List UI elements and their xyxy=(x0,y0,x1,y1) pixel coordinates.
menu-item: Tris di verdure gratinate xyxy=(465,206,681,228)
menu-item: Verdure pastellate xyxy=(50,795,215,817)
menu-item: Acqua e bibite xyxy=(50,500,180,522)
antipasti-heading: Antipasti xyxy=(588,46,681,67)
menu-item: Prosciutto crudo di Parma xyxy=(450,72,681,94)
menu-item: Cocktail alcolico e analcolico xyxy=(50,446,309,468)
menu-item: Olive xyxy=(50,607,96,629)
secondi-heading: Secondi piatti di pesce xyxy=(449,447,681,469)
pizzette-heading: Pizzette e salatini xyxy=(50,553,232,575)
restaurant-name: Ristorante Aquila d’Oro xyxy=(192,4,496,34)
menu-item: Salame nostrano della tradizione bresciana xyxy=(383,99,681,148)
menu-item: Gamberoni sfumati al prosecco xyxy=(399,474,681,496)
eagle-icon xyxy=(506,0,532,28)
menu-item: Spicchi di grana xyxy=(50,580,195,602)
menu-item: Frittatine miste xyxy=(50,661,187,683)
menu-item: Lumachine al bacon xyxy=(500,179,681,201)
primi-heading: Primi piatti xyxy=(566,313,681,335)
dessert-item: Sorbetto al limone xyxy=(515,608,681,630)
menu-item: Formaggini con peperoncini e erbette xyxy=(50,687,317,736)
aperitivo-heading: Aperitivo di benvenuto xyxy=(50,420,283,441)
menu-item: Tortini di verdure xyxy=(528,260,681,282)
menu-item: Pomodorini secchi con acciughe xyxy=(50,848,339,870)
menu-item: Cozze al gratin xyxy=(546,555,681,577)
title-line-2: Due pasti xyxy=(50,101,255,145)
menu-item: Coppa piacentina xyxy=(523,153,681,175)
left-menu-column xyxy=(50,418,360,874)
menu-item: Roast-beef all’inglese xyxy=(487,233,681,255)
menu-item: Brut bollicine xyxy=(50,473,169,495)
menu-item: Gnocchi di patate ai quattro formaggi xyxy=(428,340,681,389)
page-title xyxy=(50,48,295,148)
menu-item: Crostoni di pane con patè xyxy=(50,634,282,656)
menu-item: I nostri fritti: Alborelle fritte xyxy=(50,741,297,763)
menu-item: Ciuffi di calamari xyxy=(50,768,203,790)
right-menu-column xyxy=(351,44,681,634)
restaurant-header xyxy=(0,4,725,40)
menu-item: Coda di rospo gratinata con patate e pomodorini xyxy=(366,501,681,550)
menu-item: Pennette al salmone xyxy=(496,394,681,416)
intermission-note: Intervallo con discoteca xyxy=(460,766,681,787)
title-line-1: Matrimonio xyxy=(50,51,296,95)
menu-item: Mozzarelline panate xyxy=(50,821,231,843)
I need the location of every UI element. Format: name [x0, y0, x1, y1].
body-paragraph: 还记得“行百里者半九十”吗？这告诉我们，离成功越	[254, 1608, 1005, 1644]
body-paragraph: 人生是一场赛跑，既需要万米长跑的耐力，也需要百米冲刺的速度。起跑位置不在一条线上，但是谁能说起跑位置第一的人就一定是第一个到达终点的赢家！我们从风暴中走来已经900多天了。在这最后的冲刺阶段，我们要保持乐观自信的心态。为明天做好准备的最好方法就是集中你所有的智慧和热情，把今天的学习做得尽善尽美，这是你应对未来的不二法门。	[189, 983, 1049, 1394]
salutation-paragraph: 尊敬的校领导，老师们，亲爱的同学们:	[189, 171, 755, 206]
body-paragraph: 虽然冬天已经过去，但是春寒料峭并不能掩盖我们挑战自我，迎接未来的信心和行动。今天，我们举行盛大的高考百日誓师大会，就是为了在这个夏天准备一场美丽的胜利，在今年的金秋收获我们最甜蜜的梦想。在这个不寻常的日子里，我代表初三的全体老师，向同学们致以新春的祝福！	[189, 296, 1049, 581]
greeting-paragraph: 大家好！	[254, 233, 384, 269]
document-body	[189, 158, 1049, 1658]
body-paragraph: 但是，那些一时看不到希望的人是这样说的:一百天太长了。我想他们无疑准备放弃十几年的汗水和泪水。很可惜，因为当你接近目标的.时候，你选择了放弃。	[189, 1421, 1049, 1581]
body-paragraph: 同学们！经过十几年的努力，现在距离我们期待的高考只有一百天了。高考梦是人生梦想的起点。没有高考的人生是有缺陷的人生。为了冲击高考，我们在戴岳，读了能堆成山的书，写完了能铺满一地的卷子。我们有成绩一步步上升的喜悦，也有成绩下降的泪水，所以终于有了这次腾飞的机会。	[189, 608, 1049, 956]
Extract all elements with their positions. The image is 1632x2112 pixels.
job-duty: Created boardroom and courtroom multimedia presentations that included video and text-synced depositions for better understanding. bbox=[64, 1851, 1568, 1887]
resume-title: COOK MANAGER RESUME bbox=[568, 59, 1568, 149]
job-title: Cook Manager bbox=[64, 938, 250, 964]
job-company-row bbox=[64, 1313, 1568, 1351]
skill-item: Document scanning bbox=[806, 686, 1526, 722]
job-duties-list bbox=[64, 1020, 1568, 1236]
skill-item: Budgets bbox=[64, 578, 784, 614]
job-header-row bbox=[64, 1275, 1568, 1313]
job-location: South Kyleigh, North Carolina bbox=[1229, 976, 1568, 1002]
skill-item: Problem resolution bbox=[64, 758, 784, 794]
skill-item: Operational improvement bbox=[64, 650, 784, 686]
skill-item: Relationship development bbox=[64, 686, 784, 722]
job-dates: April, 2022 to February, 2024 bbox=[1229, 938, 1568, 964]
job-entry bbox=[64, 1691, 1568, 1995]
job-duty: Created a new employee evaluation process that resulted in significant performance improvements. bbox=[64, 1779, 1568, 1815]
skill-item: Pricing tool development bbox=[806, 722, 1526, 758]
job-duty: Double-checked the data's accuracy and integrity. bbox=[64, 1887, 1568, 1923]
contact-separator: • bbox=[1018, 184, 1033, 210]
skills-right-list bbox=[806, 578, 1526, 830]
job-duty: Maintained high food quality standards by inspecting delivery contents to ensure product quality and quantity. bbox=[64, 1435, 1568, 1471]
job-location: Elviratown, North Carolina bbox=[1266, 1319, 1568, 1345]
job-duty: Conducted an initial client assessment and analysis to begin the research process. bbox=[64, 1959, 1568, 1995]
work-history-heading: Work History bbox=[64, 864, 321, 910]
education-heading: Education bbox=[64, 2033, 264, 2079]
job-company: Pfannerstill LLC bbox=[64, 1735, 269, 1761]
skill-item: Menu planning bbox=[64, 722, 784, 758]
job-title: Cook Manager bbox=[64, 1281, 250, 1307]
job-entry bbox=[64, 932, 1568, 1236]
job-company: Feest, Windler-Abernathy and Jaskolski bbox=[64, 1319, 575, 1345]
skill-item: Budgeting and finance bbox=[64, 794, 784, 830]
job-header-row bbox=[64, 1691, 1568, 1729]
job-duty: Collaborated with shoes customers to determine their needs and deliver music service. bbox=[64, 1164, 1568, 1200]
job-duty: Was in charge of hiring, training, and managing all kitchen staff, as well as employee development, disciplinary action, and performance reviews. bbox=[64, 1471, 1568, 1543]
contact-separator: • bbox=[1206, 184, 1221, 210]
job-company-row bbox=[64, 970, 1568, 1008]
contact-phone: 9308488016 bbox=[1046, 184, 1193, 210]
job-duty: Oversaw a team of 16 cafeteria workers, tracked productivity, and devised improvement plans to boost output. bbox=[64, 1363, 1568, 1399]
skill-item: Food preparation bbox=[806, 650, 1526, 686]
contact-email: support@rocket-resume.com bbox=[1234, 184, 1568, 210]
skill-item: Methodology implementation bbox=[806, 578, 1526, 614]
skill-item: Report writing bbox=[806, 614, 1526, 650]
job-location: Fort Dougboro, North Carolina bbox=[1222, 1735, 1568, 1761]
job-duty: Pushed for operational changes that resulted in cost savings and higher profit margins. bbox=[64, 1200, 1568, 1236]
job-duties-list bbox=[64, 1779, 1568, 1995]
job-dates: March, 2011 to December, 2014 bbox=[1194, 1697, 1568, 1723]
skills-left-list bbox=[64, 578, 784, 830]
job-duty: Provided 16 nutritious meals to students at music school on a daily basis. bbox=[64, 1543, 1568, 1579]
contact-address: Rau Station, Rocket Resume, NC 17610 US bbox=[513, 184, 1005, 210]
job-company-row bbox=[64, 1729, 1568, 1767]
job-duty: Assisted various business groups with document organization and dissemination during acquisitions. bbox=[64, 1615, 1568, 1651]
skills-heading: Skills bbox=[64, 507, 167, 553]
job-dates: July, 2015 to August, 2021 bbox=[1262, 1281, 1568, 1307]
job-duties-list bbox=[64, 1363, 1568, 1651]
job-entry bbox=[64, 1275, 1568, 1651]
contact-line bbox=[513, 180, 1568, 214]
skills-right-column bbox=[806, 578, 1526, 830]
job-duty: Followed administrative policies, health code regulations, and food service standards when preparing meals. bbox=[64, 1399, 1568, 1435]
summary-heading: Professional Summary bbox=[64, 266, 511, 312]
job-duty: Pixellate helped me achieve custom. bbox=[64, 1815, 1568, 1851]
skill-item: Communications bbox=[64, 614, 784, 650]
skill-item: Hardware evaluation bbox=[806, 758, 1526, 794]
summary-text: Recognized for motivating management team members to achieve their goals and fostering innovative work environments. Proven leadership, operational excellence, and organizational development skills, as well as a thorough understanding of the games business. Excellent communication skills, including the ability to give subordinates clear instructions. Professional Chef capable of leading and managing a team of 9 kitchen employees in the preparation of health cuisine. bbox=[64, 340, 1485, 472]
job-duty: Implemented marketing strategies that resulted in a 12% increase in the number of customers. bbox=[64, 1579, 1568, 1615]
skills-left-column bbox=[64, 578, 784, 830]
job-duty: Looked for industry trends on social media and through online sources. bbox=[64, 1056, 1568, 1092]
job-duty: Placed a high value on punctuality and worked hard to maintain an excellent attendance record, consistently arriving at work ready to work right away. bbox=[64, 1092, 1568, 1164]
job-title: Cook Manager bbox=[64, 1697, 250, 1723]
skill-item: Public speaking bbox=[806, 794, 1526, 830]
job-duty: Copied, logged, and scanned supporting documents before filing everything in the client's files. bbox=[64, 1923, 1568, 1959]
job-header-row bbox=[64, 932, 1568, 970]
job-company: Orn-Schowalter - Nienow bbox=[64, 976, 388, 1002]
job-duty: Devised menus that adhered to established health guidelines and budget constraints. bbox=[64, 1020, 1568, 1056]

··········

- **EXERCISE BRIEF**
Copy out the rows from the very first line through the line that contains "menu-item: Brut bollicine", including both ends.

- **ANSWER IN FULL**
List UI elements and their xyxy=(x0,y0,x1,y1) pixel coordinates.
menu-item: Tris di verdure gratinate xyxy=(465,206,681,228)
menu-item: Verdure pastellate xyxy=(50,795,215,817)
menu-item: Acqua e bibite xyxy=(50,500,180,522)
antipasti-heading: Antipasti xyxy=(588,46,681,67)
menu-item: Prosciutto crudo di Parma xyxy=(450,72,681,94)
menu-item: Cocktail alcolico e analcolico xyxy=(50,446,309,468)
menu-item: Olive xyxy=(50,607,96,629)
secondi-heading: Secondi piatti di pesce xyxy=(449,447,681,469)
pizzette-heading: Pizzette e salatini xyxy=(50,553,232,575)
restaurant-name: Ristorante Aquila d’Oro xyxy=(192,4,496,34)
menu-item: Salame nostrano della tradizione bresciana xyxy=(383,99,681,148)
menu-item: Gamberoni sfumati al prosecco xyxy=(399,474,681,496)
eagle-icon xyxy=(506,0,532,28)
menu-item: Spicchi di grana xyxy=(50,580,195,602)
menu-item: Frittatine miste xyxy=(50,661,187,683)
menu-item: Lumachine al bacon xyxy=(500,179,681,201)
primi-heading: Primi piatti xyxy=(566,313,681,335)
dessert-item: Sorbetto al limone xyxy=(515,608,681,630)
menu-item: Formaggini con peperoncini e erbette xyxy=(50,687,317,736)
aperitivo-heading: Aperitivo di benvenuto xyxy=(50,420,283,441)
menu-item: Tortini di verdure xyxy=(528,260,681,282)
menu-item: Pomodorini secchi con acciughe xyxy=(50,848,339,870)
menu-item: Cozze al gratin xyxy=(546,555,681,577)
title-line-2: Due pasti xyxy=(50,101,255,145)
menu-item: Coppa piacentina xyxy=(523,153,681,175)
left-menu-column xyxy=(50,418,360,874)
menu-item: Roast-beef all’inglese xyxy=(487,233,681,255)
menu-item: Brut bollicine xyxy=(50,473,169,495)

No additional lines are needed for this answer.